Problem requirements. Identify each line holding the string "各相关部门" and copy it.

Records.
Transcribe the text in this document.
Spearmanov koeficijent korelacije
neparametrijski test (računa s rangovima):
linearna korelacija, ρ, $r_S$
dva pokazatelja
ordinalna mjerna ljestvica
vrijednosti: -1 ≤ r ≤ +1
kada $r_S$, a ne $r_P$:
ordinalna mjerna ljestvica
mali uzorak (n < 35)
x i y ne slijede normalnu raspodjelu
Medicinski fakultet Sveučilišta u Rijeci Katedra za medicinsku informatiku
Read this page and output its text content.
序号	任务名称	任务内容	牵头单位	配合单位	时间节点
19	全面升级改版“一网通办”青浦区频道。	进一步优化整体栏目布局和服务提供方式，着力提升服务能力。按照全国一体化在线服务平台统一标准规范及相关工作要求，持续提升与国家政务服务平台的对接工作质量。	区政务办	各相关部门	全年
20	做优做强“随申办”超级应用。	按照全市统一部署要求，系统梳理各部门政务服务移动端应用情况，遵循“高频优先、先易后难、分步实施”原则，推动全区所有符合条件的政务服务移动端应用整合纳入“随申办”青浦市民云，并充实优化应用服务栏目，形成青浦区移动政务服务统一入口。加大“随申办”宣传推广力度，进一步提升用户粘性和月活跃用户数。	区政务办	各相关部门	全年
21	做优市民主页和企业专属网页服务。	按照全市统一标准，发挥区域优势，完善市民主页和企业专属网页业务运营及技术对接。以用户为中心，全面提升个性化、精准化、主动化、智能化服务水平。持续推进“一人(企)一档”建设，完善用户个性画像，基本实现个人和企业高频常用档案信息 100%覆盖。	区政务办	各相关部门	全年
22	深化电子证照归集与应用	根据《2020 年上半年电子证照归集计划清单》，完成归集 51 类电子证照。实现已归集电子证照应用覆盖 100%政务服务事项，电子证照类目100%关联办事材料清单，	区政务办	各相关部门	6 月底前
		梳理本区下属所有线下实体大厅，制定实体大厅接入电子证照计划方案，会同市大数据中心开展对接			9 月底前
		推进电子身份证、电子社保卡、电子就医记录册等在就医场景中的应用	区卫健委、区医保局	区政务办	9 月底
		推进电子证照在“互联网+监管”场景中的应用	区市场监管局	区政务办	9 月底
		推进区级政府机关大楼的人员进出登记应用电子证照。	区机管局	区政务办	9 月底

Answer to this problem.
19	全面升级改版“一网通办”青浦区频道。	进一步优化整体栏目布局和服务提供方式，着力提升服务能力。按照全国一体化在线服务平台统一标准规范及相关工作要求，持续提升与国家政务服务平台的对接工作质量。	区政务办	各相关部门	全年
20	做优做强“随申办”超级应用。	按照全市统一部署要求，系统梳理各部门政务服务移动端应用情况，遵循“高频优先、先易后难、分步实施”原则，推动全区所有符合条件的政务服务移动端应用整合纳入“随申办”青浦市民云，并充实优化应用服务栏目，形成青浦区移动政务服务统一入口。加大“随申办”宣传推广力度，进一步提升用户粘性和月活跃用户数。	区政务办	各相关部门	全年
21	做优市民主页和企业专属网页服务。	按照全市统一标准，发挥区域优势，完善市民主页和企业专属网页业务运营及技术对接。以用户为中心，全面提升个性化、精准化、主动化、智能化服务水平。持续推进“一人(企)一档”建设，完善用户个性画像，基本实现个人和企业高频常用档案信息 100%覆盖。	区政务办	各相关部门	全年
22	深化电子证照归集与应用	根据《2020 年上半年电子证照归集计划清单》，完成归集 51 类电子证照。实现已归集电子证照应用覆盖 100%政务服务事项，电子证照类目100%关联办事材料清单，	区政务办	各相关部门	6 月底前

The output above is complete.